* **GOAL OF THE EXERCISE**
In the data below, find each line containing the string "text" and return it.

* **RAW RECORDS**
++++++++++
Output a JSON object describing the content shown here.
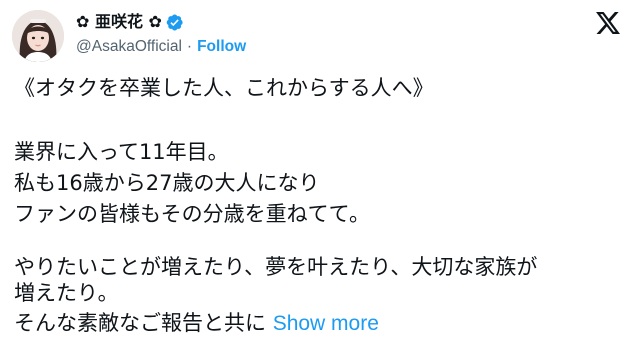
{
  "account": {
    "display_name": "✿ 亜咲花 ✿",
    "handle": "@AsakaOfficial",
    "separator": "·",
    "follow_label": "Follow",
    "verified_badge_color": "#1d9bf0"
  },
  "brand": {
    "logo_icon": "x-logo-icon"
  },
  "tweet": {
    "lines": [
      "《オタクを卒業した人、これからする人へ》",
      "業界に入って11年目。",
      "私も16歳から27歳の大人になり",
      "ファンの皆様もその分歳を重ねてて。",
      "やりたいことが増えたり、夢を叶えたり、大切な家族が",
      "増えたり。",
      "そんな素敵なご報告と共に"
    ],
    "show_more_label": "Show more"
  },
  "colors": {
    "text": "#0f1419",
    "secondary": "#536471",
    "link": "#1d9bf0"
  }
}
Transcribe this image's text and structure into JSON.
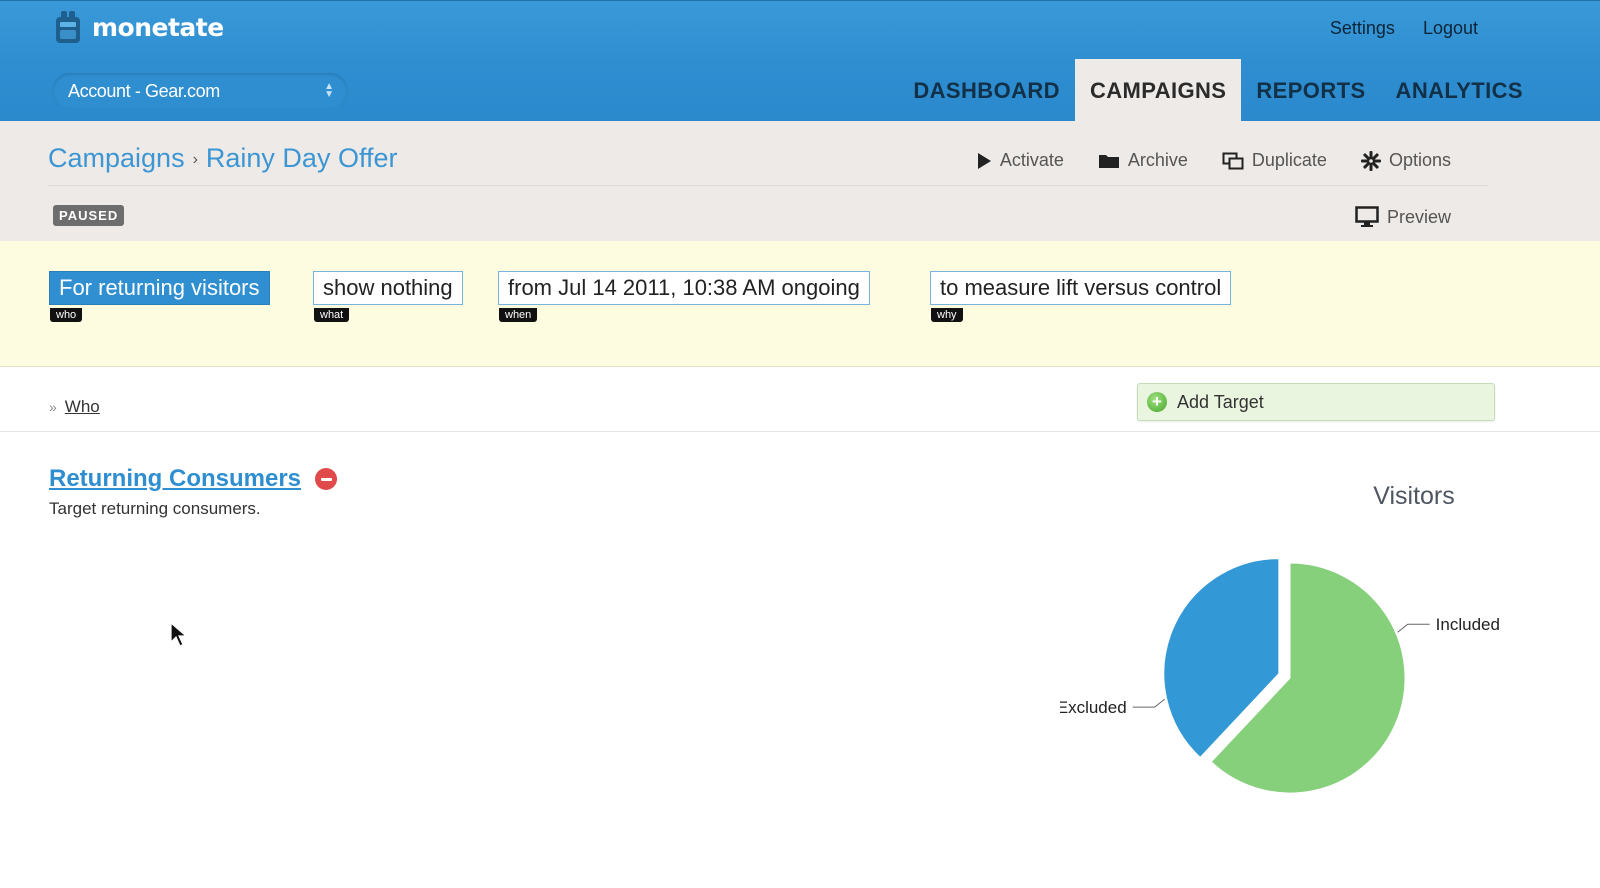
{
  "brand": {
    "name": "monetate"
  },
  "top_links": [
    {
      "id": "settings",
      "label": "Settings"
    },
    {
      "id": "logout",
      "label": "Logout"
    }
  ],
  "account": {
    "label": "Account - Gear.com"
  },
  "nav": {
    "tabs": [
      {
        "id": "dashboard",
        "label": "DASHBOARD",
        "active": false
      },
      {
        "id": "campaigns",
        "label": "CAMPAIGNS",
        "active": true
      },
      {
        "id": "reports",
        "label": "REPORTS",
        "active": false
      },
      {
        "id": "analytics",
        "label": "ANALYTICS",
        "active": false
      }
    ]
  },
  "breadcrumb": {
    "root": "Campaigns",
    "separator": "›",
    "current": "Rainy Day Offer"
  },
  "actions": [
    {
      "id": "activate",
      "label": "Activate",
      "icon": "play-icon"
    },
    {
      "id": "archive",
      "label": "Archive",
      "icon": "folder-icon"
    },
    {
      "id": "duplicate",
      "label": "Duplicate",
      "icon": "duplicate-icon"
    },
    {
      "id": "options",
      "label": "Options",
      "icon": "gear-icon"
    }
  ],
  "status": {
    "label": "PAUSED"
  },
  "preview": {
    "label": "Preview",
    "icon": "monitor-icon"
  },
  "summary": {
    "who": {
      "text": "For returning visitors",
      "tag": "who"
    },
    "what": {
      "text": "show nothing",
      "tag": "what"
    },
    "when": {
      "text": "from Jul 14 2011, 10:38 AM ongoing",
      "tag": "when"
    },
    "why": {
      "text": "to measure lift versus control",
      "tag": "why"
    }
  },
  "who_section": {
    "marker": "»",
    "label": "Who",
    "add_target_label": "Add Target"
  },
  "segment": {
    "name": "Returning Consumers",
    "description": "Target returning consumers."
  },
  "colors": {
    "header_blue": "#2f8fd1",
    "included": "#86cf7b",
    "excluded": "#3399d6"
  },
  "chart_data": {
    "type": "pie",
    "title": "Visitors",
    "slices": [
      {
        "label": "Included",
        "value": 62,
        "color": "#86cf7b"
      },
      {
        "label": "Excluded",
        "value": 38,
        "color": "#3399d6",
        "exploded": true
      }
    ]
  }
}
++++++++++
* **WRITTEN SOLUTION**
    "text": "#0f1419",
Transcribe this image's text and structure into JSON.
      "text": "For returning visitors",
      "text": "show nothing",
      "text": "from Jul 14 2011, 10:38 AM ongoing",
      "text": "to measure lift versus control",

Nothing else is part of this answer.